Repeat the listing in full, word for word.

_Saved entries_:
==============================

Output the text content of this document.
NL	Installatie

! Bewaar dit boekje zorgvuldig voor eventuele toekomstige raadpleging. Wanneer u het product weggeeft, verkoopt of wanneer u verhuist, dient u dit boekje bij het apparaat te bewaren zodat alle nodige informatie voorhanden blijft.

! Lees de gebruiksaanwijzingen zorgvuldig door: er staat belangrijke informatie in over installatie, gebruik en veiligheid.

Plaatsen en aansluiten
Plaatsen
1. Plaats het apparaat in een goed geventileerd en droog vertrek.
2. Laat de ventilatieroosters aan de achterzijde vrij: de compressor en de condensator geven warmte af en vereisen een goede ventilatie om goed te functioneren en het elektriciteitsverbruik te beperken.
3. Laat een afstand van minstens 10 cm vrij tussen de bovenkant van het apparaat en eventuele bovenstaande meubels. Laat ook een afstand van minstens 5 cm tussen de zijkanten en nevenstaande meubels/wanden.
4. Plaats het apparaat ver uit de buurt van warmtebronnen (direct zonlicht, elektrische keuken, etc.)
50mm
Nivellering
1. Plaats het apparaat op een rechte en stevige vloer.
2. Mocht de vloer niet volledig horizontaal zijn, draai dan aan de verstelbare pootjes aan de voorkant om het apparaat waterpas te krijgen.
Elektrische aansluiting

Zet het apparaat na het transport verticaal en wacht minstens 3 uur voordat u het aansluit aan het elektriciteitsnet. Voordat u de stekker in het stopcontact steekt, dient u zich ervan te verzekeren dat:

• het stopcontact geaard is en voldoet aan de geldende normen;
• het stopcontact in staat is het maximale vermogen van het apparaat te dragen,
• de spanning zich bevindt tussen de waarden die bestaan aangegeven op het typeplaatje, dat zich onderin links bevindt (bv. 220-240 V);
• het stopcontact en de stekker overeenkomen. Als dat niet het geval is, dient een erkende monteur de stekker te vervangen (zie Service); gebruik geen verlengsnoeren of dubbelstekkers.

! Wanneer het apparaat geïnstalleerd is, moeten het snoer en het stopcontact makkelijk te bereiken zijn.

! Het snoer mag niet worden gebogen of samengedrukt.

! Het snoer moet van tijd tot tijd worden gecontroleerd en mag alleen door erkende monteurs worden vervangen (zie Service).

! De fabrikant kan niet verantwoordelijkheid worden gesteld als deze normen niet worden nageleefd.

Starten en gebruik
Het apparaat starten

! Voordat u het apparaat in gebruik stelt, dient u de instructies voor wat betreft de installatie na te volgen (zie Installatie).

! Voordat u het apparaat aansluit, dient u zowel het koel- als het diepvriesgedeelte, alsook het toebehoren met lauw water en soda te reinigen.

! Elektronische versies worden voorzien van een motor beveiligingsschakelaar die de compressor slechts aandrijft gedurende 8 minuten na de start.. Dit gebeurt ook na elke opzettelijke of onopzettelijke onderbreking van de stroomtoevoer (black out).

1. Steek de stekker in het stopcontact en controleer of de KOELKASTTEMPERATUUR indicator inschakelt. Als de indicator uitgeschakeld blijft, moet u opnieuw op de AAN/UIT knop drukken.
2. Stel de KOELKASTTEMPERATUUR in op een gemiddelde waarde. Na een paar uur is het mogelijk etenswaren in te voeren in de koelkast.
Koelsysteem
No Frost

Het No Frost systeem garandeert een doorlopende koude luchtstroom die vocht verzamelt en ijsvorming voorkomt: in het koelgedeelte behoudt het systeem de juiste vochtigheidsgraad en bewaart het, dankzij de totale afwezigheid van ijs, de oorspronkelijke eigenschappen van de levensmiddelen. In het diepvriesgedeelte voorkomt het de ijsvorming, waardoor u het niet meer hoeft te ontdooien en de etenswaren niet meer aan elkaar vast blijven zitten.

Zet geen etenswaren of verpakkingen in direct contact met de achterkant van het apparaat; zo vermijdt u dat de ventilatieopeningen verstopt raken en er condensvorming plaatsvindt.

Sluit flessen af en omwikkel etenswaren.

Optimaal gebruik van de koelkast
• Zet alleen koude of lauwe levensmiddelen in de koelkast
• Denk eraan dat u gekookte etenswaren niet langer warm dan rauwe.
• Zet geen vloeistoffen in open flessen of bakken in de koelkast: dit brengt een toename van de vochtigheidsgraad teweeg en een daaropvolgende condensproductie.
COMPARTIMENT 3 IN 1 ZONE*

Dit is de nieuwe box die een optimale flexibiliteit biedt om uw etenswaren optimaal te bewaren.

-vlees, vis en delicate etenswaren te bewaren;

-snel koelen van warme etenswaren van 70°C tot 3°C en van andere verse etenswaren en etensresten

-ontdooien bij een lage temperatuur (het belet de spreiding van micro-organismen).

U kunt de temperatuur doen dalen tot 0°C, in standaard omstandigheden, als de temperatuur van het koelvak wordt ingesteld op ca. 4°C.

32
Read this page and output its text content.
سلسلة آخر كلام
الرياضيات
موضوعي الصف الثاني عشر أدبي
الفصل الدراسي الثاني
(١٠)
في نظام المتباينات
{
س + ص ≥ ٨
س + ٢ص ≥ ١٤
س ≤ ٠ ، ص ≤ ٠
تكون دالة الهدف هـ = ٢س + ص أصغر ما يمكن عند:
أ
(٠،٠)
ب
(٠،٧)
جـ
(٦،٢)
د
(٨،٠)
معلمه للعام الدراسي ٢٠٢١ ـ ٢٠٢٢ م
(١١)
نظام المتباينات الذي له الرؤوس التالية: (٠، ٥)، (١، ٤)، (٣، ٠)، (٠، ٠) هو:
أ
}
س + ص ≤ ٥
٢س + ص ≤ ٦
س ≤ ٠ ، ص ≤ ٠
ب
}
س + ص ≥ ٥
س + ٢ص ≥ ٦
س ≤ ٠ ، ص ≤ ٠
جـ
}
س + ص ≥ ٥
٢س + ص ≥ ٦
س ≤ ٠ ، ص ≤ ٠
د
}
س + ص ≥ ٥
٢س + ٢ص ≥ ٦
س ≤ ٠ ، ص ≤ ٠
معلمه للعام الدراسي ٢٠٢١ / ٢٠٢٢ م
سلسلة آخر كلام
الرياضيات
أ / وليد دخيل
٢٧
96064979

==============================

_Expected answer_:
Output the text content of this document.
NL	Installatie

! Bewaar dit boekje zorgvuldig voor eventuele toekomstige raadpleging. Wanneer u het product weggeeft, verkoopt of wanneer u verhuist, dient u dit boekje bij het apparaat te bewaren zodat alle nodige informatie voorhanden blijft.

! Lees de gebruiksaanwijzingen zorgvuldig door: er staat belangrijke informatie in over installatie, gebruik en veiligheid.

Plaatsen en aansluiten
Plaatsen
1. Plaats het apparaat in een goed geventileerd en droog vertrek.
2. Laat de ventilatieroosters aan de achterzijde vrij: de compressor en de condensator geven warmte af en vereisen een goede ventilatie om goed te functioneren en het elektriciteitsverbruik te beperken.
3. Laat een afstand van minstens 10 cm vrij tussen de bovenkant van het apparaat en eventuele bovenstaande meubels. Laat ook een afstand van minstens 5 cm tussen de zijkanten en nevenstaande meubels/wanden.
4. Plaats het apparaat ver uit de buurt van warmtebronnen (direct zonlicht, elektrische keuken, etc.)
50mm
Nivellering
1. Plaats het apparaat op een rechte en stevige vloer.
2. Mocht de vloer niet volledig horizontaal zijn, draai dan aan de verstelbare pootjes aan de voorkant om het apparaat waterpas te krijgen.
Elektrische aansluiting

Zet het apparaat na het transport verticaal en wacht minstens 3 uur voordat u het aansluit aan het elektriciteitsnet. Voordat u de stekker in het stopcontact steekt, dient u zich ervan te verzekeren dat:

• het stopcontact geaard is en voldoet aan de geldende normen;
• het stopcontact in staat is het maximale vermogen van het apparaat te dragen,
• de spanning zich bevindt tussen de waarden die bestaan aangegeven op het typeplaatje, dat zich onderin links bevindt (bv. 220-240 V);
• het stopcontact en de stekker overeenkomen. Als dat niet het geval is, dient een erkende monteur de stekker te vervangen (zie Service); gebruik geen verlengsnoeren of dubbelstekkers.

! Wanneer het apparaat geïnstalleerd is, moeten het snoer en het stopcontact makkelijk te bereiken zijn.

! Het snoer mag niet worden gebogen of samengedrukt.

! Het snoer moet van tijd tot tijd worden gecontroleerd en mag alleen door erkende monteurs worden vervangen (zie Service).

! De fabrikant kan niet verantwoordelijkheid worden gesteld als deze normen niet worden nageleefd.

Starten en gebruik
Het apparaat starten

! Voordat u het apparaat in gebruik stelt, dient u de instructies voor wat betreft de installatie na te volgen (zie Installatie).

! Voordat u het apparaat aansluit, dient u zowel het koel- als het diepvriesgedeelte, alsook het toebehoren met lauw water en soda te reinigen.

! Elektronische versies worden voorzien van een motor beveiligingsschakelaar die de compressor slechts aandrijft gedurende 8 minuten na de start.. Dit gebeurt ook na elke opzettelijke of onopzettelijke onderbreking van de stroomtoevoer (black out).

1. Steek de stekker in het stopcontact en controleer of de KOELKASTTEMPERATUUR indicator inschakelt. Als de indicator uitgeschakeld blijft, moet u opnieuw op de AAN/UIT knop drukken.
2. Stel de KOELKASTTEMPERATUUR in op een gemiddelde waarde. Na een paar uur is het mogelijk etenswaren in te voeren in de koelkast.
Koelsysteem
No Frost

Het No Frost systeem garandeert een doorlopende koude luchtstroom die vocht verzamelt en ijsvorming voorkomt: in het koelgedeelte behoudt het systeem de juiste vochtigheidsgraad en bewaart het, dankzij de totale afwezigheid van ijs, de oorspronkelijke eigenschappen van de levensmiddelen. In het diepvriesgedeelte voorkomt het de ijsvorming, waardoor u het niet meer hoeft te ontdooien en de etenswaren niet meer aan elkaar vast blijven zitten.

Zet geen etenswaren of verpakkingen in direct contact met de achterkant van het apparaat; zo vermijdt u dat de ventilatieopeningen verstopt raken en er condensvorming plaatsvindt.

Sluit flessen af en omwikkel etenswaren.

Optimaal gebruik van de koelkast
• Zet alleen koude of lauwe levensmiddelen in de koelkast
• Denk eraan dat u gekookte etenswaren niet langer warm dan rauwe.
• Zet geen vloeistoffen in open flessen of bakken in de koelkast: dit brengt een toename van de vochtigheidsgraad teweeg en een daaropvolgende condensproductie.
COMPARTIMENT 3 IN 1 ZONE*

Dit is de nieuwe box die een optimale flexibiliteit biedt om uw etenswaren optimaal te bewaren.

-vlees, vis en delicate etenswaren te bewaren;

-snel koelen van warme etenswaren van 70°C tot 3°C en van andere verse etenswaren en etensresten

-ontdooien bij een lage temperatuur (het belet de spreiding van micro-organismen).

U kunt de temperatuur doen dalen tot 0°C, in standaard omstandigheden, als de temperatuur van het koelvak wordt ingesteld op ca. 4°C.

32
Read this page and output its text content.
سلسلة آخر كلام
الرياضيات
موضوعي الصف الثاني عشر أدبي
الفصل الدراسي الثاني
(١٠)
في نظام المتباينات
{
س + ص ≥ ٨
س + ٢ص ≥ ١٤
س ≤ ٠ ، ص ≤ ٠
تكون دالة الهدف هـ = ٢س + ص أصغر ما يمكن عند:
أ
(٠،٠)
ب
(٠،٧)
جـ
(٦،٢)
د
(٨،٠)
معلمه للعام الدراسي ٢٠٢١ ـ ٢٠٢٢ م
(١١)
نظام المتباينات الذي له الرؤوس التالية: (٠، ٥)، (١، ٤)، (٣، ٠)، (٠، ٠) هو:
أ
}
س + ص ≤ ٥
٢س + ص ≤ ٦
س ≤ ٠ ، ص ≤ ٠
ب
}
س + ص ≥ ٥
س + ٢ص ≥ ٦
س ≤ ٠ ، ص ≤ ٠
جـ
}
س + ص ≥ ٥
٢س + ص ≥ ٦
س ≤ ٠ ، ص ≤ ٠
د
}
س + ص ≥ ٥
٢س + ٢ص ≥ ٦
س ≤ ٠ ، ص ≤ ٠
معلمه للعام الدراسي ٢٠٢١ / ٢٠٢٢ م
سلسلة آخر كلام
الرياضيات
أ / وليد دخيل
٢٧
96064979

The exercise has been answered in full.